[Chart and figure data]

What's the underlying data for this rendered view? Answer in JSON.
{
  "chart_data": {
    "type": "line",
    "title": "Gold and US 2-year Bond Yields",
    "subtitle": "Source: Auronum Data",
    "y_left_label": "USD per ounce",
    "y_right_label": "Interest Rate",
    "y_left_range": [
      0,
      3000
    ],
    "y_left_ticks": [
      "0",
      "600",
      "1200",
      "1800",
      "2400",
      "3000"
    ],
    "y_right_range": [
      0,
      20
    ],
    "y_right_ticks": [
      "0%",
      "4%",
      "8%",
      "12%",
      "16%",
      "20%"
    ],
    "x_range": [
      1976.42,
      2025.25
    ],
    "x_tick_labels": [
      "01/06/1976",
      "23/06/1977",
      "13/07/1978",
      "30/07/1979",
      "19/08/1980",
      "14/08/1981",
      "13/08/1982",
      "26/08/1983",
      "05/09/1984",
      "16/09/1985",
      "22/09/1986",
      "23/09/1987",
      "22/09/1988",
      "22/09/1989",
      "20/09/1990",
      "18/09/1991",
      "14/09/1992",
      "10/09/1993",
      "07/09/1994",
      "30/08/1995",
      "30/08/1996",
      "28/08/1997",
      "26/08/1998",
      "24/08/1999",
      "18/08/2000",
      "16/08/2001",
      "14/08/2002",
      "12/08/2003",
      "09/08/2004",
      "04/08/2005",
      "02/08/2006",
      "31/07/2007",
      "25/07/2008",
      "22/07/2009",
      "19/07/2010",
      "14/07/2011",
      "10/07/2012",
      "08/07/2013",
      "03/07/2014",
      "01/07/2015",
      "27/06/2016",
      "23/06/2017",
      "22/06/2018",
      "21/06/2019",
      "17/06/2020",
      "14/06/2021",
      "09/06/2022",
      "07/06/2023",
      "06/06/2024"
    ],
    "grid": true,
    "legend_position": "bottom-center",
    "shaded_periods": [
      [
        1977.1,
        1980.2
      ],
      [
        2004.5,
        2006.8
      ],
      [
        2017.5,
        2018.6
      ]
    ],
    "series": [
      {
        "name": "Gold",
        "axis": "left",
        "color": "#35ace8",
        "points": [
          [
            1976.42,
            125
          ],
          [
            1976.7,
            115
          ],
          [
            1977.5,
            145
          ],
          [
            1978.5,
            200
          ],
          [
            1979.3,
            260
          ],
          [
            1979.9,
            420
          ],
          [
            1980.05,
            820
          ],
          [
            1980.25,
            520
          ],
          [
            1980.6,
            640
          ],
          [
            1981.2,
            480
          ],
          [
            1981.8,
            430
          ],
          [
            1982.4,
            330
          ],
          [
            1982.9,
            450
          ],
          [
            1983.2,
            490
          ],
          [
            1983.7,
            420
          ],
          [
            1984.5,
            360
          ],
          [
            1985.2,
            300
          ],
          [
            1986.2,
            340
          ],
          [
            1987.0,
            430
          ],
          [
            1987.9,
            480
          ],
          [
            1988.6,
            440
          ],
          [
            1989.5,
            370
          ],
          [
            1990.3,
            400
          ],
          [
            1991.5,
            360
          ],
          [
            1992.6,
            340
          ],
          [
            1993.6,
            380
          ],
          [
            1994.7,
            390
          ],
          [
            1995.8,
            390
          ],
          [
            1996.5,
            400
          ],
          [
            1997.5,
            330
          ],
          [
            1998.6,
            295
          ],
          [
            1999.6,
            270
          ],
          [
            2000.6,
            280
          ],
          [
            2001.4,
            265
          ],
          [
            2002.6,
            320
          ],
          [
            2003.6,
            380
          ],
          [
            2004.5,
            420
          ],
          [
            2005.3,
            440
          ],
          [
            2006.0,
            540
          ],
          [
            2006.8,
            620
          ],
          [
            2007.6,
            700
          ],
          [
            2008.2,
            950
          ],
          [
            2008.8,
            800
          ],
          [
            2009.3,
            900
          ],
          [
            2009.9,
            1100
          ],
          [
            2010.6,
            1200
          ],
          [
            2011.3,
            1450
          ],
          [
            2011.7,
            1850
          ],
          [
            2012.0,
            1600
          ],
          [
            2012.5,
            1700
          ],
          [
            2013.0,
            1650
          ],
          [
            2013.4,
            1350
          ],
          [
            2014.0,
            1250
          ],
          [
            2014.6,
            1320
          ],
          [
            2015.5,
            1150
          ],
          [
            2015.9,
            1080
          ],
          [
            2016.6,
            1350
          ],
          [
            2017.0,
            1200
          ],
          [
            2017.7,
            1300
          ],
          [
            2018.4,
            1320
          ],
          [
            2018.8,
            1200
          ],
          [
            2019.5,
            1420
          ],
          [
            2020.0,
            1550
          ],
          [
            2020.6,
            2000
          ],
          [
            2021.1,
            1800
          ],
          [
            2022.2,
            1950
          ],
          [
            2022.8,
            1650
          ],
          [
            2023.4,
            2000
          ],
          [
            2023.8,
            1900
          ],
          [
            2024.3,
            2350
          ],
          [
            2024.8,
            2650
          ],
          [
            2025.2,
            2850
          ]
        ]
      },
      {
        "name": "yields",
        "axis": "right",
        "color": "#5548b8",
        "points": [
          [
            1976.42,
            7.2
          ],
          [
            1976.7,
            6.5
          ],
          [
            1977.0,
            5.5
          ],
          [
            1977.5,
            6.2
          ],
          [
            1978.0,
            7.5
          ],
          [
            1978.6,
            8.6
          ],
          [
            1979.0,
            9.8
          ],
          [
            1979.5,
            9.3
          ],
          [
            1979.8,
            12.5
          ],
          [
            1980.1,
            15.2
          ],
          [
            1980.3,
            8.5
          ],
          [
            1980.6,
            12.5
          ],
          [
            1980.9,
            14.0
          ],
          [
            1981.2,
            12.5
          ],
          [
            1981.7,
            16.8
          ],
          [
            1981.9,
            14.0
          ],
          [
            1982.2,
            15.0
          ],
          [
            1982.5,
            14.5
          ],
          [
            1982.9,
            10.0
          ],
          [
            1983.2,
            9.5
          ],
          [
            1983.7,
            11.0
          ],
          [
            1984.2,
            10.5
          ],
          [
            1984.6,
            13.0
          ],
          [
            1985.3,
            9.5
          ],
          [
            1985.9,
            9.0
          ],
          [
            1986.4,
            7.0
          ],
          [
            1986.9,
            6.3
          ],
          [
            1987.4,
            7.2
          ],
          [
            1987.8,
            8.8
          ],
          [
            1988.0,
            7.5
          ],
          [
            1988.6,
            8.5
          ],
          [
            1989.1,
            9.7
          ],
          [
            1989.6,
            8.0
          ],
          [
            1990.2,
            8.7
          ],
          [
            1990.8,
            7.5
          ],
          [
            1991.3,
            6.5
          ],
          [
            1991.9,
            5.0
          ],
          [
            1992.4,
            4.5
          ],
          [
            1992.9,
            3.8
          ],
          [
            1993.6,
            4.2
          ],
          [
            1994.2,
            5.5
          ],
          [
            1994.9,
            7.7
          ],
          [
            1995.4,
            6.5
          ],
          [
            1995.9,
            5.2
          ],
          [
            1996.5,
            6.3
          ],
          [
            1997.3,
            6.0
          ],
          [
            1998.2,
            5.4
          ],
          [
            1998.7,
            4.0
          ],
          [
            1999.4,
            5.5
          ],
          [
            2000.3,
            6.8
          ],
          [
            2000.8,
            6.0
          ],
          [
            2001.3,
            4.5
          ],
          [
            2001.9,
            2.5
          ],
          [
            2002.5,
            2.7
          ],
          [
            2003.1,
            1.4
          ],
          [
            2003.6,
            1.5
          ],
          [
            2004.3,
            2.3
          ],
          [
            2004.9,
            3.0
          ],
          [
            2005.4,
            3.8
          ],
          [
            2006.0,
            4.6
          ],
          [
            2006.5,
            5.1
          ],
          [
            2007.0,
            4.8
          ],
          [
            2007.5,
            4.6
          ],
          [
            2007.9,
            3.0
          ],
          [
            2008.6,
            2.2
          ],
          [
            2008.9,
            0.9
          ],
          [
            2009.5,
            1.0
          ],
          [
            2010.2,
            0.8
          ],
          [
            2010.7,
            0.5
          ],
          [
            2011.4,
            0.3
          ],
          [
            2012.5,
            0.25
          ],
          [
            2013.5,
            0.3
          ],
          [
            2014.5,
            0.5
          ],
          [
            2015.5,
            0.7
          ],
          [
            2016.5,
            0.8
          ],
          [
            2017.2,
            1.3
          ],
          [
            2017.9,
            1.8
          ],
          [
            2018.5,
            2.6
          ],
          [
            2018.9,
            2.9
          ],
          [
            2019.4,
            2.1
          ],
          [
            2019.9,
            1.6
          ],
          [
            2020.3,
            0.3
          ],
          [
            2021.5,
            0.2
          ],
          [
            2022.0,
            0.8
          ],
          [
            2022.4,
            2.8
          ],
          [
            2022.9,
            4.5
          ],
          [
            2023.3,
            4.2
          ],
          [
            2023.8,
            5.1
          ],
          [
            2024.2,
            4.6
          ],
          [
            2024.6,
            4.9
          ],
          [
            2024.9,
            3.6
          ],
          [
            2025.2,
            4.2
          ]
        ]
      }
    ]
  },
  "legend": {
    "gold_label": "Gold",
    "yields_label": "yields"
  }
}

§ Task to complete: Determine the number of lines in the listing that hold the word "Gold", and supply that number and nothing further.

§ Output below: 3